• _Objectives_
(1) Revise the passage starting with "The Company received" and going on through "2006 and 2019.", putting "disposal provision" wherever "disposal reserve" appears.
(2) According to the passage, how large were the Company's federal net operating loss carryforwards at June 30, 1999?

• _Passage_
#####

The Company's capital lease payments were approximately $4,000 for the nine
months ended March 31, 2000 and are estimated to be approximately $10,000 for
the fiscal year ending June 30, 2000, under current commitments. The Company has
no other material commitments for capital expenditures.

The Company received waste materials for processing into finished goods
inventory for sale to its customers. The Company has recorded a reserve for
disposal of $273,000 and cleanup costs of waste material it has received which
cannot be processed through the Company's current processing methods. The
Company recorded a disposal reserve with respect to materials it cannot process
because it is probable it will incur these costs on the ultimate disposition of
the waste materials. The Company estimates that the disposal costs for material
received by the Company that the Company cannot process, if and when incurred,
will exceed the fees the Company was paid to accept such materials.

The Company has federal net operating loss carryforwards that amounted to
approximately $24 million at June 30, 1999, which expire between 2006 and 2019.

#####

• _Entries_
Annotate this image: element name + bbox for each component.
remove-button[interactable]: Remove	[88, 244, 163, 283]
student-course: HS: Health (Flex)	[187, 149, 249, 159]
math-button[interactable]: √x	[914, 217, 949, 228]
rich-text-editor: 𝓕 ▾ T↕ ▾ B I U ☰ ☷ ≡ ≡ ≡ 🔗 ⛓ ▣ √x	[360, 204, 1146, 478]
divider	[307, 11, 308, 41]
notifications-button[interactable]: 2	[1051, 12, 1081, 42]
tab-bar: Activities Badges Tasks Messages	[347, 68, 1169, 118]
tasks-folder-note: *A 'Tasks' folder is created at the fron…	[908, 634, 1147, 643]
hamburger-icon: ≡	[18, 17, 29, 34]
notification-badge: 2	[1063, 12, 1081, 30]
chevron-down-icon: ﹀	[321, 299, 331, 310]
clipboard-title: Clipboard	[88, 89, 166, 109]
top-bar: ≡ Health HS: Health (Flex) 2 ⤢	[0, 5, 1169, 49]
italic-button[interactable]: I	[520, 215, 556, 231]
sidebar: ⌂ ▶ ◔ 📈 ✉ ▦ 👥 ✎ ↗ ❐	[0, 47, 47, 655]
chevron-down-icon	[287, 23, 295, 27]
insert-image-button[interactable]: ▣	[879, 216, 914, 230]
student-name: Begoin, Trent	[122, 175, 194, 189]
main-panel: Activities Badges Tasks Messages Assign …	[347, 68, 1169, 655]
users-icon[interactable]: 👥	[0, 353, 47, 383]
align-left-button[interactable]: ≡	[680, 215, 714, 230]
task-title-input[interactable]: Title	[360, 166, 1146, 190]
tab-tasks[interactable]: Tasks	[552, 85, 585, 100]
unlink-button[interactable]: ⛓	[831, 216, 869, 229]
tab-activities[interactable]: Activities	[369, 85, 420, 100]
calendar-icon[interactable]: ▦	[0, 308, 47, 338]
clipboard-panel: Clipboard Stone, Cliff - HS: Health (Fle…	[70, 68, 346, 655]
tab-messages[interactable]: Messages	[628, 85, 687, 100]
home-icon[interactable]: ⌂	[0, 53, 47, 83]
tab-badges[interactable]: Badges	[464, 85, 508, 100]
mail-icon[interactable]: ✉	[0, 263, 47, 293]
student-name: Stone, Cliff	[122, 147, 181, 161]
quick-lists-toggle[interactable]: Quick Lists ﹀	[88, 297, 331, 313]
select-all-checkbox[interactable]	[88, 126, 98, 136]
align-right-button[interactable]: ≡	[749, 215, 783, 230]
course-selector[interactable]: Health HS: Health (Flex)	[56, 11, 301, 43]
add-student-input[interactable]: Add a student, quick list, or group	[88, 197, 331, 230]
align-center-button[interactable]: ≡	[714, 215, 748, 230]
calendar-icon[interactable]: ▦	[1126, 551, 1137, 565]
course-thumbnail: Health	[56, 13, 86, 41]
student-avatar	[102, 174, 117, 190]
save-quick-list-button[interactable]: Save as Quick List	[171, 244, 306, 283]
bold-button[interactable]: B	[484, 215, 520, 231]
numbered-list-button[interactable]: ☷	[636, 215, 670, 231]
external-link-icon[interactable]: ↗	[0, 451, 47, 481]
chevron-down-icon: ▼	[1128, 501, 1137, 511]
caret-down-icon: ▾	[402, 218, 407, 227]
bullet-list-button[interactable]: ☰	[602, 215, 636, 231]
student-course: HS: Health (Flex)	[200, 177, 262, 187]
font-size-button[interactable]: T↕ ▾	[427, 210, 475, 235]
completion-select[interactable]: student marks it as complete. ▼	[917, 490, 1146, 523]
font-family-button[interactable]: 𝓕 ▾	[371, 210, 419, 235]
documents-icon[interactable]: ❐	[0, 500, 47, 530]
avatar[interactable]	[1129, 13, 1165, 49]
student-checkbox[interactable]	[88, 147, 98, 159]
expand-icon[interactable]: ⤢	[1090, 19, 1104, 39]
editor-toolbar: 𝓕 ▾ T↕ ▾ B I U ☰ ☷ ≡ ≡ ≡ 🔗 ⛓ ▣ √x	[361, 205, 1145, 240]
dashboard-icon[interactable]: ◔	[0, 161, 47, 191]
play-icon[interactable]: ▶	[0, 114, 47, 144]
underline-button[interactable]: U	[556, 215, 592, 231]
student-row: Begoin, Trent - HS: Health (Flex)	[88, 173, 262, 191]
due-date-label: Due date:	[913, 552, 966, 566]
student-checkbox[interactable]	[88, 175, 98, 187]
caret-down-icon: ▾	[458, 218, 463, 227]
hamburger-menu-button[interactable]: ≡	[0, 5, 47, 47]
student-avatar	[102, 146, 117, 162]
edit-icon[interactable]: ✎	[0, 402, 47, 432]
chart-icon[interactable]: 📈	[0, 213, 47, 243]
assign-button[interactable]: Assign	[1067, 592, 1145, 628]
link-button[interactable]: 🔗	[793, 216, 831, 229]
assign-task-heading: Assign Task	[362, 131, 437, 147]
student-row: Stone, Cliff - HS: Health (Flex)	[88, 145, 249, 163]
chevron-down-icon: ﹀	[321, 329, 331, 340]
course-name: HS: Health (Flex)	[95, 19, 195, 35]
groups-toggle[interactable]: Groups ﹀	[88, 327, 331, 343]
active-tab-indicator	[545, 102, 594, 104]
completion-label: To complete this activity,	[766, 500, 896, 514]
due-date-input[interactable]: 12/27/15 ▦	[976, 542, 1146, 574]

#####

• _Responses_
(1)
The Company received waste materials for processing into finished goods
inventory for sale to its customers. The Company has recorded a reserve for
disposal of $273,000 and cleanup costs of waste material it has received which
cannot be processed through the Company's current processing methods. The
Company recorded a disposal provision with respect to materials it cannot process
because it is probable it will incur these costs on the ultimate disposition of
the waste materials. The Company estimates that the disposal costs for material
received by the Company that the Company cannot process, if and when incurred,
will exceed the fees the Company was paid to accept such materials.

The Company has federal net operating loss carryforwards that amounted to
approximately $24 million at June 30, 1999, which expire between 2006 and 2019.

(2) Approximately $24 million.